## WORK TO COMPLETE
Without the pictures, please reproduce only the lines from the one with "Transcribe this image's" through the one with "Enumerate this screenshot's", both included.

## PROVIDED RECORDS
◇ ◇ ◇ ◇ ◇ ◇ ◇
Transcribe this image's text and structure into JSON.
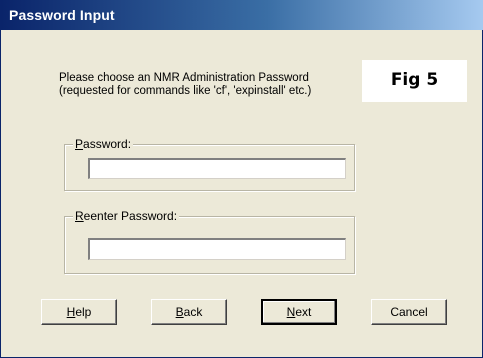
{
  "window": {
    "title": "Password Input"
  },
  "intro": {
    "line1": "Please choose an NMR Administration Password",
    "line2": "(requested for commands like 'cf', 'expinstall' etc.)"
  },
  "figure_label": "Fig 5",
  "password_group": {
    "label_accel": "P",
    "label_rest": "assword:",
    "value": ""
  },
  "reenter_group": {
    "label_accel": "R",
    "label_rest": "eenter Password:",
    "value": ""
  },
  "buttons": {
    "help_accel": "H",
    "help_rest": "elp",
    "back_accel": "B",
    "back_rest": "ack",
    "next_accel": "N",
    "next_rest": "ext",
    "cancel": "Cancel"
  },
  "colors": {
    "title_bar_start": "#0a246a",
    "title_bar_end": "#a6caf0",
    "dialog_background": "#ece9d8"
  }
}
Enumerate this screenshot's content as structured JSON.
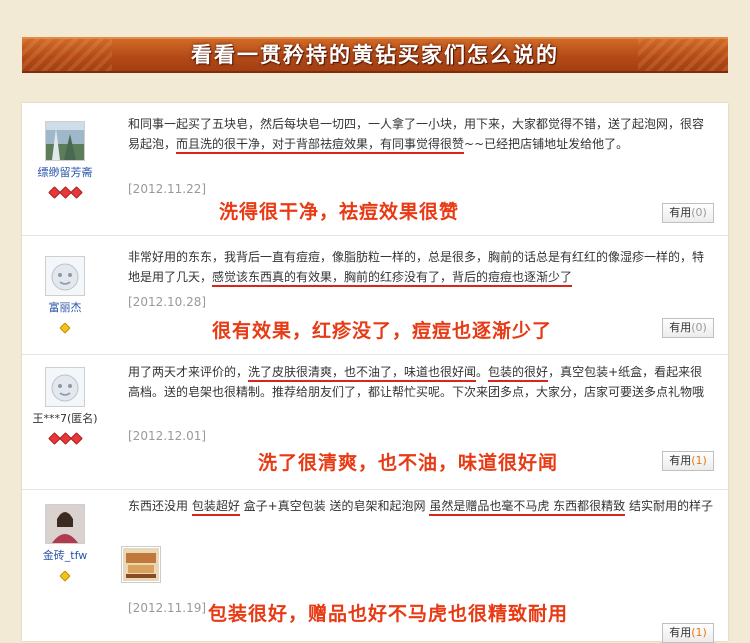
◇ ◇ ◇ ◇ ◇ ◇ ◇
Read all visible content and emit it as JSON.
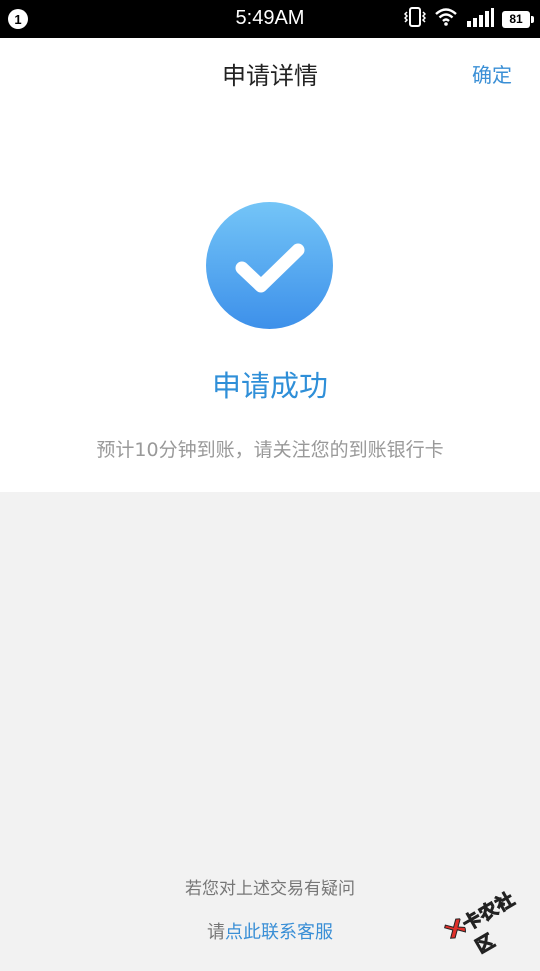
◇ ◇ ◇ ◇ ◇ ◇ ◇
## OUTPUT BELOW
Transcribe this image's text and structure into JSON.
{
  "window": {
    "title": "Password Input"
  },
  "intro": {
    "line1": "Please choose an NMR Administration Password",
    "line2": "(requested for commands like 'cf', 'expinstall' etc.)"
  },
  "figure_label": "Fig 5",
  "password_group": {
    "label_accel": "P",
    "label_rest": "assword:",
    "value": ""
  },
  "reenter_group": {
    "label_accel": "R",
    "label_rest": "eenter Password:",
    "value": ""
  },
  "buttons": {
    "help_accel": "H",
    "help_rest": "elp",
    "back_accel": "B",
    "back_rest": "ack",
    "next_accel": "N",
    "next_rest": "ext",
    "cancel": "Cancel"
  },
  "colors": {
    "title_bar_start": "#0a246a",
    "title_bar_end": "#a6caf0",
    "dialog_background": "#ece9d8"
  }
}
Enumerate this screenshot's content as structured JSON.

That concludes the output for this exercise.